Task to complete:
Give the listing again exactly, omitting its images.
━━━━━ Supplied records ━━━━━
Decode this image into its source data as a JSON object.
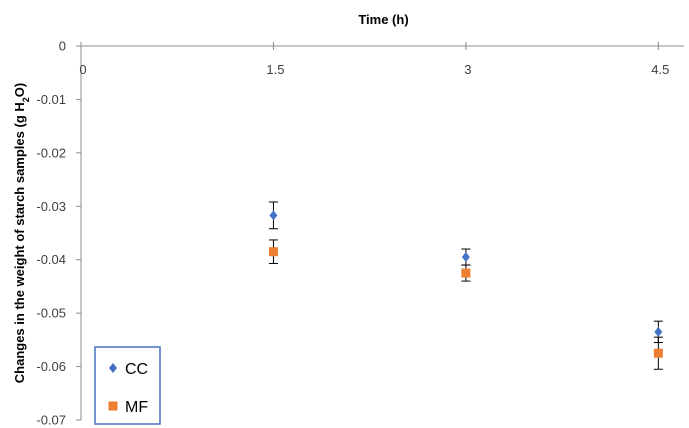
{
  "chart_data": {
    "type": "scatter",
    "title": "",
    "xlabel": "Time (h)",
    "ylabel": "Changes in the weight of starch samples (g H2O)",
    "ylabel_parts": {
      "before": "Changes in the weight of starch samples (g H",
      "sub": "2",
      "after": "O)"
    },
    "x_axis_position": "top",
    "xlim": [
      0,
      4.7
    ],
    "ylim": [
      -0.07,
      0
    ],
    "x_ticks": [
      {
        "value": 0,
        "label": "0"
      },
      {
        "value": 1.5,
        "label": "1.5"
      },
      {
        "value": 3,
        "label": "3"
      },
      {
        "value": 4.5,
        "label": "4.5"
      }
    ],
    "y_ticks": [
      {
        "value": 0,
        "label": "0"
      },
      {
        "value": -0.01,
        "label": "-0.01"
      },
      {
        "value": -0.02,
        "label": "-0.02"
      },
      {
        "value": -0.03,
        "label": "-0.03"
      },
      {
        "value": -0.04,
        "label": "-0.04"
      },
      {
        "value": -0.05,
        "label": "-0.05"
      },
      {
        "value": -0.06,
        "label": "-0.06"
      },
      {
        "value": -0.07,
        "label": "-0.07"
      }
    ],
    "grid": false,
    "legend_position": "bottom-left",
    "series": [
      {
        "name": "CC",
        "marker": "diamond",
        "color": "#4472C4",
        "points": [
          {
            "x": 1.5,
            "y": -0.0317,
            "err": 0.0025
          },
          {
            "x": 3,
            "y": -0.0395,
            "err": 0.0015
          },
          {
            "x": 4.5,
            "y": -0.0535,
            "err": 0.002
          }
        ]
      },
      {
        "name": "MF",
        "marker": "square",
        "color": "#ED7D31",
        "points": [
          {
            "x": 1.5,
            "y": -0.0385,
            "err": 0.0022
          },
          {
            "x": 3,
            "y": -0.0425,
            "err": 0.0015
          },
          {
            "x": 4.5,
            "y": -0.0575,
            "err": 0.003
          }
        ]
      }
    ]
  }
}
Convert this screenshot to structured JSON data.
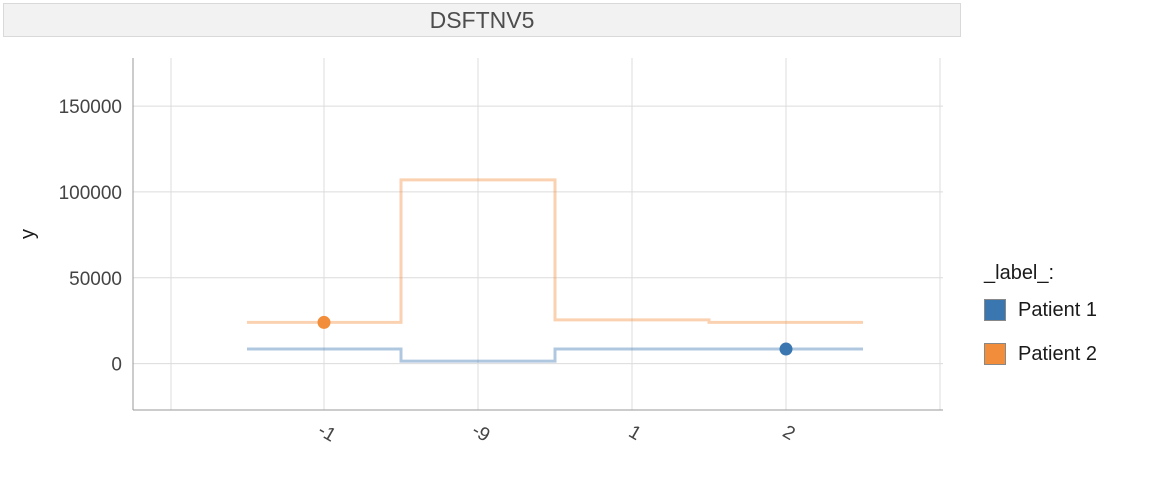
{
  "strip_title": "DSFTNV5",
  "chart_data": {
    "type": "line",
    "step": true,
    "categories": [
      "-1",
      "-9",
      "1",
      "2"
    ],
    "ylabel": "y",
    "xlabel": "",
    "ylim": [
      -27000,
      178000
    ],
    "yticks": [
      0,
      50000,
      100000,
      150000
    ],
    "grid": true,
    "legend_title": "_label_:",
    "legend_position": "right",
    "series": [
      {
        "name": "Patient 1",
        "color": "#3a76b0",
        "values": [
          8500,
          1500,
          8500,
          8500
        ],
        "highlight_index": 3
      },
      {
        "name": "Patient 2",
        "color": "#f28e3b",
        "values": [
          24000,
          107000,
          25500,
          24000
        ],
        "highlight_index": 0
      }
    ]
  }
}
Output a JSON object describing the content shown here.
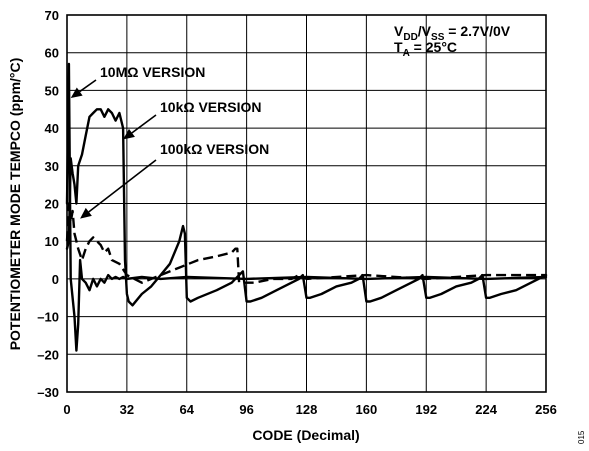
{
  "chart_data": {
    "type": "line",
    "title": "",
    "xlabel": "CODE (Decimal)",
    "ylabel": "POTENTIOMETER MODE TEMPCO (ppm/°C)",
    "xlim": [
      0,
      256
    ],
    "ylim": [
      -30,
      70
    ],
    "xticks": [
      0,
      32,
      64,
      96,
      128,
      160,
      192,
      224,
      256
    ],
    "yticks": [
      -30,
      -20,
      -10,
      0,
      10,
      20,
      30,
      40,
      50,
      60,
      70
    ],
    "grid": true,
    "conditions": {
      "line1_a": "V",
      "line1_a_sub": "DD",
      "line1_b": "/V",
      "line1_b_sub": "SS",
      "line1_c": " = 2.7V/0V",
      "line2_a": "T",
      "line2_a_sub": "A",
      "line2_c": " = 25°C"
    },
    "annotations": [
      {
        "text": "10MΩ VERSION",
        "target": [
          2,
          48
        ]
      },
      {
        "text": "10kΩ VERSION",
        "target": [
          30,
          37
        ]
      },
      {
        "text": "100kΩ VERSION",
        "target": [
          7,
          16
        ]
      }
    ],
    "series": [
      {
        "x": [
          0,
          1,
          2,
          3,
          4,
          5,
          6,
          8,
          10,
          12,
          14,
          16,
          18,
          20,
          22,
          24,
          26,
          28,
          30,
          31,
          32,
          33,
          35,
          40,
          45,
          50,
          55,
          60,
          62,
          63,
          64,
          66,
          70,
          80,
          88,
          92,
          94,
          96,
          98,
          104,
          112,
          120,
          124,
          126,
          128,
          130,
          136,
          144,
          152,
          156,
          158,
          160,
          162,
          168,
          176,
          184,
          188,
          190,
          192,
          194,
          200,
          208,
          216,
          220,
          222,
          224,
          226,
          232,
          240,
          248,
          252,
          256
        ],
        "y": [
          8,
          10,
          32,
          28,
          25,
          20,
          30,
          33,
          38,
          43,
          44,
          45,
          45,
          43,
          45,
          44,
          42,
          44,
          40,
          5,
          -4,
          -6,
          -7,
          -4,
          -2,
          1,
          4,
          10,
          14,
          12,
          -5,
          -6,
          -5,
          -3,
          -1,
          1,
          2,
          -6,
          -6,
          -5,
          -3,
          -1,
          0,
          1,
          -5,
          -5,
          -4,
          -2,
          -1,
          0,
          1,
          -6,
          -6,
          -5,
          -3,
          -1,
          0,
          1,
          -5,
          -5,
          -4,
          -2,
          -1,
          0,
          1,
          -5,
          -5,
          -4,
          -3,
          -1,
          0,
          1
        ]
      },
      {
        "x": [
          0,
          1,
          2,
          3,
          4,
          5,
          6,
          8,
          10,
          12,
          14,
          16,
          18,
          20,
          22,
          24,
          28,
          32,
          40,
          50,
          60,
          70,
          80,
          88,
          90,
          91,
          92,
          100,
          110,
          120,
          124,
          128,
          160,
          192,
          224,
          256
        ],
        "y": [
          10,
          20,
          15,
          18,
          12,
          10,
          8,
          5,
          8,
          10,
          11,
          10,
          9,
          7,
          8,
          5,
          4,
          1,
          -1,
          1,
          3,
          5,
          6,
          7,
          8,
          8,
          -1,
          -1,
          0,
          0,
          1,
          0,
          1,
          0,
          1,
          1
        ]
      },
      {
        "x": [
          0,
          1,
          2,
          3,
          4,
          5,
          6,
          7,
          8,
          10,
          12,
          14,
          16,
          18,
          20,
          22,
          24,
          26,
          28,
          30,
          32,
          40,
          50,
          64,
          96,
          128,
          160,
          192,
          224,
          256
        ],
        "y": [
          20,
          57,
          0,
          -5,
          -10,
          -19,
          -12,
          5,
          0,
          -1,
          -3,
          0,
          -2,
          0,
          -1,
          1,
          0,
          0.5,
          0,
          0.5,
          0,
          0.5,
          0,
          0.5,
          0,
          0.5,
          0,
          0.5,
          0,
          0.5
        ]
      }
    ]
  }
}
━━━━━
Response for this exercise:
Decode this image into its source data as a JSON object.
{
  "chart_data": {
    "type": "scatter",
    "title": "",
    "xlabel": "Time (h)",
    "ylabel": "Changes in the weight of starch samples (g H2O)",
    "ylabel_parts": {
      "before": "Changes in the weight of starch samples (g H",
      "sub": "2",
      "after": "O)"
    },
    "x_axis_position": "top",
    "xlim": [
      0,
      4.7
    ],
    "ylim": [
      -0.07,
      0
    ],
    "x_ticks": [
      {
        "value": 0,
        "label": "0"
      },
      {
        "value": 1.5,
        "label": "1.5"
      },
      {
        "value": 3,
        "label": "3"
      },
      {
        "value": 4.5,
        "label": "4.5"
      }
    ],
    "y_ticks": [
      {
        "value": 0,
        "label": "0"
      },
      {
        "value": -0.01,
        "label": "-0.01"
      },
      {
        "value": -0.02,
        "label": "-0.02"
      },
      {
        "value": -0.03,
        "label": "-0.03"
      },
      {
        "value": -0.04,
        "label": "-0.04"
      },
      {
        "value": -0.05,
        "label": "-0.05"
      },
      {
        "value": -0.06,
        "label": "-0.06"
      },
      {
        "value": -0.07,
        "label": "-0.07"
      }
    ],
    "grid": false,
    "legend_position": "bottom-left",
    "series": [
      {
        "name": "CC",
        "marker": "diamond",
        "color": "#4472C4",
        "points": [
          {
            "x": 1.5,
            "y": -0.0317,
            "err": 0.0025
          },
          {
            "x": 3,
            "y": -0.0395,
            "err": 0.0015
          },
          {
            "x": 4.5,
            "y": -0.0535,
            "err": 0.002
          }
        ]
      },
      {
        "name": "MF",
        "marker": "square",
        "color": "#ED7D31",
        "points": [
          {
            "x": 1.5,
            "y": -0.0385,
            "err": 0.0022
          },
          {
            "x": 3,
            "y": -0.0425,
            "err": 0.0015
          },
          {
            "x": 4.5,
            "y": -0.0575,
            "err": 0.003
          }
        ]
      }
    ]
  }
}
Convert this screenshot to structured JSON data.
{
  "strip_title": "DSFTNV5",
  "chart_data": {
    "type": "line",
    "step": true,
    "categories": [
      "-1",
      "-9",
      "1",
      "2"
    ],
    "ylabel": "y",
    "xlabel": "",
    "ylim": [
      -27000,
      178000
    ],
    "yticks": [
      0,
      50000,
      100000,
      150000
    ],
    "grid": true,
    "legend_title": "_label_:",
    "legend_position": "right",
    "series": [
      {
        "name": "Patient 1",
        "color": "#3a76b0",
        "values": [
          8500,
          1500,
          8500,
          8500
        ],
        "highlight_index": 3
      },
      {
        "name": "Patient 2",
        "color": "#f28e3b",
        "values": [
          24000,
          107000,
          25500,
          24000
        ],
        "highlight_index": 0
      }
    ]
  }
}
Output a JSON object describing the content shown here.
{
  "chart_data": {
    "type": "line",
    "title": "",
    "xlabel": "CODE (Decimal)",
    "ylabel": "POTENTIOMETER MODE TEMPCO (ppm/°C)",
    "xlim": [
      0,
      256
    ],
    "ylim": [
      -30,
      70
    ],
    "xticks": [
      0,
      32,
      64,
      96,
      128,
      160,
      192,
      224,
      256
    ],
    "yticks": [
      -30,
      -20,
      -10,
      0,
      10,
      20,
      30,
      40,
      50,
      60,
      70
    ],
    "grid": true,
    "conditions": {
      "line1_a": "V",
      "line1_a_sub": "DD",
      "line1_b": "/V",
      "line1_b_sub": "SS",
      "line1_c": " = 2.7V/0V",
      "line2_a": "T",
      "line2_a_sub": "A",
      "line2_c": " = 25°C"
    },
    "annotations": [
      {
        "text": "10MΩ VERSION",
        "target": [
          2,
          48
        ]
      },
      {
        "text": "10kΩ VERSION",
        "target": [
          30,
          37
        ]
      },
      {
        "text": "100kΩ VERSION",
        "target": [
          7,
          16
        ]
      }
    ],
    "series": [
      {
        "x": [
          0,
          1,
          2,
          3,
          4,
          5,
          6,
          8,
          10,
          12,
          14,
          16,
          18,
          20,
          22,
          24,
          26,
          28,
          30,
          31,
          32,
          33,
          35,
          40,
          45,
          50,
          55,
          60,
          62,
          63,
          64,
          66,
          70,
          80,
          88,
          92,
          94,
          96,
          98,
          104,
          112,
          120,
          124,
          126,
          128,
          130,
          136,
          144,
          152,
          156,
          158,
          160,
          162,
          168,
          176,
          184,
          188,
          190,
          192,
          194,
          200,
          208,
          216,
          220,
          222,
          224,
          226,
          232,
          240,
          248,
          252,
          256
        ],
        "y": [
          8,
          10,
          32,
          28,
          25,
          20,
          30,
          33,
          38,
          43,
          44,
          45,
          45,
          43,
          45,
          44,
          42,
          44,
          40,
          5,
          -4,
          -6,
          -7,
          -4,
          -2,
          1,
          4,
          10,
          14,
          12,
          -5,
          -6,
          -5,
          -3,
          -1,
          1,
          2,
          -6,
          -6,
          -5,
          -3,
          -1,
          0,
          1,
          -5,
          -5,
          -4,
          -2,
          -1,
          0,
          1,
          -6,
          -6,
          -5,
          -3,
          -1,
          0,
          1,
          -5,
          -5,
          -4,
          -2,
          -1,
          0,
          1,
          -5,
          -5,
          -4,
          -3,
          -1,
          0,
          1
        ]
      },
      {
        "x": [
          0,
          1,
          2,
          3,
          4,
          5,
          6,
          8,
          10,
          12,
          14,
          16,
          18,
          20,
          22,
          24,
          28,
          32,
          40,
          50,
          60,
          70,
          80,
          88,
          90,
          91,
          92,
          100,
          110,
          120,
          124,
          128,
          160,
          192,
          224,
          256
        ],
        "y": [
          10,
          20,
          15,
          18,
          12,
          10,
          8,
          5,
          8,
          10,
          11,
          10,
          9,
          7,
          8,
          5,
          4,
          1,
          -1,
          1,
          3,
          5,
          6,
          7,
          8,
          8,
          -1,
          -1,
          0,
          0,
          1,
          0,
          1,
          0,
          1,
          1
        ]
      },
      {
        "x": [
          0,
          1,
          2,
          3,
          4,
          5,
          6,
          7,
          8,
          10,
          12,
          14,
          16,
          18,
          20,
          22,
          24,
          26,
          28,
          30,
          32,
          40,
          50,
          64,
          96,
          128,
          160,
          192,
          224,
          256
        ],
        "y": [
          20,
          57,
          0,
          -5,
          -10,
          -19,
          -12,
          5,
          0,
          -1,
          -3,
          0,
          -2,
          0,
          -1,
          1,
          0,
          0.5,
          0,
          0.5,
          0,
          0.5,
          0,
          0.5,
          0,
          0.5,
          0,
          0.5,
          0,
          0.5
        ]
      }
    ]
  }
}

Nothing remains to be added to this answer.